*Exercise details*. Write the records out again, keeping each line exactly as it is.
· · · ·
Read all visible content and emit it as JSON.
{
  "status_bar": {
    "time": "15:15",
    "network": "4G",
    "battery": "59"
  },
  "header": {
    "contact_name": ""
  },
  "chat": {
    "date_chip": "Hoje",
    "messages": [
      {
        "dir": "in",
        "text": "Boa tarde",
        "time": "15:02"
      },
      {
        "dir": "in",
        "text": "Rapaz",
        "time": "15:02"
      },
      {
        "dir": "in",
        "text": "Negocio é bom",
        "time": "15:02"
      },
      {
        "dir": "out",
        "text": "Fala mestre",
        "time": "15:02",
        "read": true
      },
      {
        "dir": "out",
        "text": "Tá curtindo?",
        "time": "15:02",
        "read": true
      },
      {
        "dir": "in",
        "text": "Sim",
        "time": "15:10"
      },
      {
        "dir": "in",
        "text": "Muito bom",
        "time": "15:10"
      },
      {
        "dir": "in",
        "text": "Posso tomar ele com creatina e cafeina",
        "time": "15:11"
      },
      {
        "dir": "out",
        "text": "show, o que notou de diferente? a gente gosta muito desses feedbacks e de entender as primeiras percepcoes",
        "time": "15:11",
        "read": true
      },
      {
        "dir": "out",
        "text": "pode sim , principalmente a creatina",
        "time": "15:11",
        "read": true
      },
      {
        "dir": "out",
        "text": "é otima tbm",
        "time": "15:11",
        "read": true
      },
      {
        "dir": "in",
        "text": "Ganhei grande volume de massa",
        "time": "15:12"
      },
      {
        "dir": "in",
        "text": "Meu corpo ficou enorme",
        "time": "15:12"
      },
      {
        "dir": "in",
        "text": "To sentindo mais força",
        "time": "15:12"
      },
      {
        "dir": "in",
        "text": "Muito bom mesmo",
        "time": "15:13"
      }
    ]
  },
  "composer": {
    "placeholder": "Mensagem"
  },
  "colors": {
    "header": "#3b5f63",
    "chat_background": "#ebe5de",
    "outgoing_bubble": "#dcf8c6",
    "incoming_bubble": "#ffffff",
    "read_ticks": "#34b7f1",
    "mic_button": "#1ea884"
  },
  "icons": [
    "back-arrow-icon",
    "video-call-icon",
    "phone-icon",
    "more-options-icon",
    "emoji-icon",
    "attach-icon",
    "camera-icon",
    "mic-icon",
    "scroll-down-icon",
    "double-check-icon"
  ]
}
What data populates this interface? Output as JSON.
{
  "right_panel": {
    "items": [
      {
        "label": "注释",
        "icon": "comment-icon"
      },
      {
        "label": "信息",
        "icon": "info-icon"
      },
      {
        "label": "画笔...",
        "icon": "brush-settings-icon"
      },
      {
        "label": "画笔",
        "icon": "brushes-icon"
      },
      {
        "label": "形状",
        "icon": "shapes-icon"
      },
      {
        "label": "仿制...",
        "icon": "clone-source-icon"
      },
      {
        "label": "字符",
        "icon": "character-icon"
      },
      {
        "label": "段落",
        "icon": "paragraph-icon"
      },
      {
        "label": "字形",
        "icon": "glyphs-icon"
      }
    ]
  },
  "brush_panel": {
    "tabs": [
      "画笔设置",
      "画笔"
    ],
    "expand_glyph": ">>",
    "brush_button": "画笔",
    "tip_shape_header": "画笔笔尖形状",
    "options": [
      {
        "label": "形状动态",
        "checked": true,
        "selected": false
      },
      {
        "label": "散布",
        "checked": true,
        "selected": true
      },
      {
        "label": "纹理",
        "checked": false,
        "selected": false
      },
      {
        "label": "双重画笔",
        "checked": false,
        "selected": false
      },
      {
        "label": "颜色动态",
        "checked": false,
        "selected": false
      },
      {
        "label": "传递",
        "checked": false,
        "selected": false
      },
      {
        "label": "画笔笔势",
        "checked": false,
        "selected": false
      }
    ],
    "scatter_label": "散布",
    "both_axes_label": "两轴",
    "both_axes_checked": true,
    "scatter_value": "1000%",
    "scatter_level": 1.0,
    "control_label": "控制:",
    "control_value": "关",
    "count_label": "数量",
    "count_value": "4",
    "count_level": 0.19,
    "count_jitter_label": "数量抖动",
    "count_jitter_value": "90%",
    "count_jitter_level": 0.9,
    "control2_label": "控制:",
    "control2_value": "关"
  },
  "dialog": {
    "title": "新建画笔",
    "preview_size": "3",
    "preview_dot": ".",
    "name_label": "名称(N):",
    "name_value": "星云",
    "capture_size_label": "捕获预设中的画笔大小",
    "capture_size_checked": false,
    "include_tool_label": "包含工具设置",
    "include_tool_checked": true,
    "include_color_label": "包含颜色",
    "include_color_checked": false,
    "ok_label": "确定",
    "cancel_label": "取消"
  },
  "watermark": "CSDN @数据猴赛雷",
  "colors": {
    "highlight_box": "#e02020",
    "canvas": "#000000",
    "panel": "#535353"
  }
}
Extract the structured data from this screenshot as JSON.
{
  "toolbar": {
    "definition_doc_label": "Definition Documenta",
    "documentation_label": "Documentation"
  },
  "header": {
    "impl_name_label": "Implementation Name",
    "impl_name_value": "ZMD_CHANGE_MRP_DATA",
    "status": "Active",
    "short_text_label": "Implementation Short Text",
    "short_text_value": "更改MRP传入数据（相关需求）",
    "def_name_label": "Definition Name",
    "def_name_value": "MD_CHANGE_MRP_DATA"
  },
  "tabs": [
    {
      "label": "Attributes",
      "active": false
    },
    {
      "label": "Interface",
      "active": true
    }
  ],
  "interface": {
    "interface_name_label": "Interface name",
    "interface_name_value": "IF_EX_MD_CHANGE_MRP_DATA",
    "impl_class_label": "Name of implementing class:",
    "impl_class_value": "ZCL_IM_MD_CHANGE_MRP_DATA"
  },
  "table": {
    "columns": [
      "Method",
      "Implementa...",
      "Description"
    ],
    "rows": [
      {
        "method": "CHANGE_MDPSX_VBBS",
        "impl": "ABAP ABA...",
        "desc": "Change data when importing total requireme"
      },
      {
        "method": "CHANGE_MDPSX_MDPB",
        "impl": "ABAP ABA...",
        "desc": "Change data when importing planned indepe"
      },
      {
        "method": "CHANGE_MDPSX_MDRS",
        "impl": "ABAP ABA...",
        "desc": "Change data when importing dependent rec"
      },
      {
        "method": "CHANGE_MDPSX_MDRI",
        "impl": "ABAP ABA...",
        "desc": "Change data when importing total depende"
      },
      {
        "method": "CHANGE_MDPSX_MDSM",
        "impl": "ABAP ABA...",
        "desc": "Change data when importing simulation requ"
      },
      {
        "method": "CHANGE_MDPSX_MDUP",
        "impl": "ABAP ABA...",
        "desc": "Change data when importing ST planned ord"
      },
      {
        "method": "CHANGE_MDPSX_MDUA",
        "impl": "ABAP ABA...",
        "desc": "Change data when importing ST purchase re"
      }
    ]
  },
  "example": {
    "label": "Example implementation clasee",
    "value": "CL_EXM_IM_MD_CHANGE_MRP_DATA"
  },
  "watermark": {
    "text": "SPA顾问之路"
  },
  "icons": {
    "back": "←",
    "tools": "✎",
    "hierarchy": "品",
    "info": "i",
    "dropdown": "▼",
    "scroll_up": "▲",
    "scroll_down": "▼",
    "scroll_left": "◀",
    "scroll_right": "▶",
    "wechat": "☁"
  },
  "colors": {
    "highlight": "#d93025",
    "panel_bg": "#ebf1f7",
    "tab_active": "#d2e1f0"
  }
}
· · · ·
*Reply*.
Read all visible content and emit it as JSON.
{
  "status_bar": {
    "time": "15:15",
    "network": "4G",
    "battery": "59"
  },
  "header": {
    "contact_name": ""
  },
  "chat": {
    "date_chip": "Hoje",
    "messages": [
      {
        "dir": "in",
        "text": "Boa tarde",
        "time": "15:02"
      },
      {
        "dir": "in",
        "text": "Rapaz",
        "time": "15:02"
      },
      {
        "dir": "in",
        "text": "Negocio é bom",
        "time": "15:02"
      },
      {
        "dir": "out",
        "text": "Fala mestre",
        "time": "15:02",
        "read": true
      },
      {
        "dir": "out",
        "text": "Tá curtindo?",
        "time": "15:02",
        "read": true
      },
      {
        "dir": "in",
        "text": "Sim",
        "time": "15:10"
      },
      {
        "dir": "in",
        "text": "Muito bom",
        "time": "15:10"
      },
      {
        "dir": "in",
        "text": "Posso tomar ele com creatina e cafeina",
        "time": "15:11"
      },
      {
        "dir": "out",
        "text": "show, o que notou de diferente? a gente gosta muito desses feedbacks e de entender as primeiras percepcoes",
        "time": "15:11",
        "read": true
      },
      {
        "dir": "out",
        "text": "pode sim , principalmente a creatina",
        "time": "15:11",
        "read": true
      },
      {
        "dir": "out",
        "text": "é otima tbm",
        "time": "15:11",
        "read": true
      },
      {
        "dir": "in",
        "text": "Ganhei grande volume de massa",
        "time": "15:12"
      },
      {
        "dir": "in",
        "text": "Meu corpo ficou enorme",
        "time": "15:12"
      },
      {
        "dir": "in",
        "text": "To sentindo mais força",
        "time": "15:12"
      },
      {
        "dir": "in",
        "text": "Muito bom mesmo",
        "time": "15:13"
      }
    ]
  },
  "composer": {
    "placeholder": "Mensagem"
  },
  "colors": {
    "header": "#3b5f63",
    "chat_background": "#ebe5de",
    "outgoing_bubble": "#dcf8c6",
    "incoming_bubble": "#ffffff",
    "read_ticks": "#34b7f1",
    "mic_button": "#1ea884"
  },
  "icons": [
    "back-arrow-icon",
    "video-call-icon",
    "phone-icon",
    "more-options-icon",
    "emoji-icon",
    "attach-icon",
    "camera-icon",
    "mic-icon",
    "scroll-down-icon",
    "double-check-icon"
  ]
}
What data populates this interface? Output as JSON.
{
  "right_panel": {
    "items": [
      {
        "label": "注释",
        "icon": "comment-icon"
      },
      {
        "label": "信息",
        "icon": "info-icon"
      },
      {
        "label": "画笔...",
        "icon": "brush-settings-icon"
      },
      {
        "label": "画笔",
        "icon": "brushes-icon"
      },
      {
        "label": "形状",
        "icon": "shapes-icon"
      },
      {
        "label": "仿制...",
        "icon": "clone-source-icon"
      },
      {
        "label": "字符",
        "icon": "character-icon"
      },
      {
        "label": "段落",
        "icon": "paragraph-icon"
      },
      {
        "label": "字形",
        "icon": "glyphs-icon"
      }
    ]
  },
  "brush_panel": {
    "tabs": [
      "画笔设置",
      "画笔"
    ],
    "expand_glyph": ">>",
    "brush_button": "画笔",
    "tip_shape_header": "画笔笔尖形状",
    "options": [
      {
        "label": "形状动态",
        "checked": true,
        "selected": false
      },
      {
        "label": "散布",
        "checked": true,
        "selected": true
      },
      {
        "label": "纹理",
        "checked": false,
        "selected": false
      },
      {
        "label": "双重画笔",
        "checked": false,
        "selected": false
      },
      {
        "label": "颜色动态",
        "checked": false,
        "selected": false
      },
      {
        "label": "传递",
        "checked": false,
        "selected": false
      },
      {
        "label": "画笔笔势",
        "checked": false,
        "selected": false
      }
    ],
    "scatter_label": "散布",
    "both_axes_label": "两轴",
    "both_axes_checked": true,
    "scatter_value": "1000%",
    "scatter_level": 1.0,
    "control_label": "控制:",
    "control_value": "关",
    "count_label": "数量",
    "count_value": "4",
    "count_level": 0.19,
    "count_jitter_label": "数量抖动",
    "count_jitter_value": "90%",
    "count_jitter_level": 0.9,
    "control2_label": "控制:",
    "control2_value": "关"
  },
  "dialog": {
    "title": "新建画笔",
    "preview_size": "3",
    "preview_dot": ".",
    "name_label": "名称(N):",
    "name_value": "星云",
    "capture_size_label": "捕获预设中的画笔大小",
    "capture_size_checked": false,
    "include_tool_label": "包含工具设置",
    "include_tool_checked": true,
    "include_color_label": "包含颜色",
    "include_color_checked": false,
    "ok_label": "确定",
    "cancel_label": "取消"
  },
  "watermark": "CSDN @数据猴赛雷",
  "colors": {
    "highlight_box": "#e02020",
    "canvas": "#000000",
    "panel": "#535353"
  }
}
Extract the structured data from this screenshot as JSON.
{
  "toolbar": {
    "definition_doc_label": "Definition Documenta",
    "documentation_label": "Documentation"
  },
  "header": {
    "impl_name_label": "Implementation Name",
    "impl_name_value": "ZMD_CHANGE_MRP_DATA",
    "status": "Active",
    "short_text_label": "Implementation Short Text",
    "short_text_value": "更改MRP传入数据（相关需求）",
    "def_name_label": "Definition Name",
    "def_name_value": "MD_CHANGE_MRP_DATA"
  },
  "tabs": [
    {
      "label": "Attributes",
      "active": false
    },
    {
      "label": "Interface",
      "active": true
    }
  ],
  "interface": {
    "interface_name_label": "Interface name",
    "interface_name_value": "IF_EX_MD_CHANGE_MRP_DATA",
    "impl_class_label": "Name of implementing class:",
    "impl_class_value": "ZCL_IM_MD_CHANGE_MRP_DATA"
  },
  "table": {
    "columns": [
      "Method",
      "Implementa...",
      "Description"
    ],
    "rows": [
      {
        "method": "CHANGE_MDPSX_VBBS",
        "impl": "ABAP ABA...",
        "desc": "Change data when importing total requireme"
      },
      {
        "method": "CHANGE_MDPSX_MDPB",
        "impl": "ABAP ABA...",
        "desc": "Change data when importing planned indepe"
      },
      {
        "method": "CHANGE_MDPSX_MDRS",
        "impl": "ABAP ABA...",
        "desc": "Change data when importing dependent rec"
      },
      {
        "method": "CHANGE_MDPSX_MDRI",
        "impl": "ABAP ABA...",
        "desc": "Change data when importing total depende"
      },
      {
        "method": "CHANGE_MDPSX_MDSM",
        "impl": "ABAP ABA...",
        "desc": "Change data when importing simulation requ"
      },
      {
        "method": "CHANGE_MDPSX_MDUP",
        "impl": "ABAP ABA...",
        "desc": "Change data when importing ST planned ord"
      },
      {
        "method": "CHANGE_MDPSX_MDUA",
        "impl": "ABAP ABA...",
        "desc": "Change data when importing ST purchase re"
      }
    ]
  },
  "example": {
    "label": "Example implementation clasee",
    "value": "CL_EXM_IM_MD_CHANGE_MRP_DATA"
  },
  "watermark": {
    "text": "SPA顾问之路"
  },
  "icons": {
    "back": "←",
    "tools": "✎",
    "hierarchy": "品",
    "info": "i",
    "dropdown": "▼",
    "scroll_up": "▲",
    "scroll_down": "▼",
    "scroll_left": "◀",
    "scroll_right": "▶",
    "wechat": "☁"
  },
  "colors": {
    "highlight": "#d93025",
    "panel_bg": "#ebf1f7",
    "tab_active": "#d2e1f0"
  }
}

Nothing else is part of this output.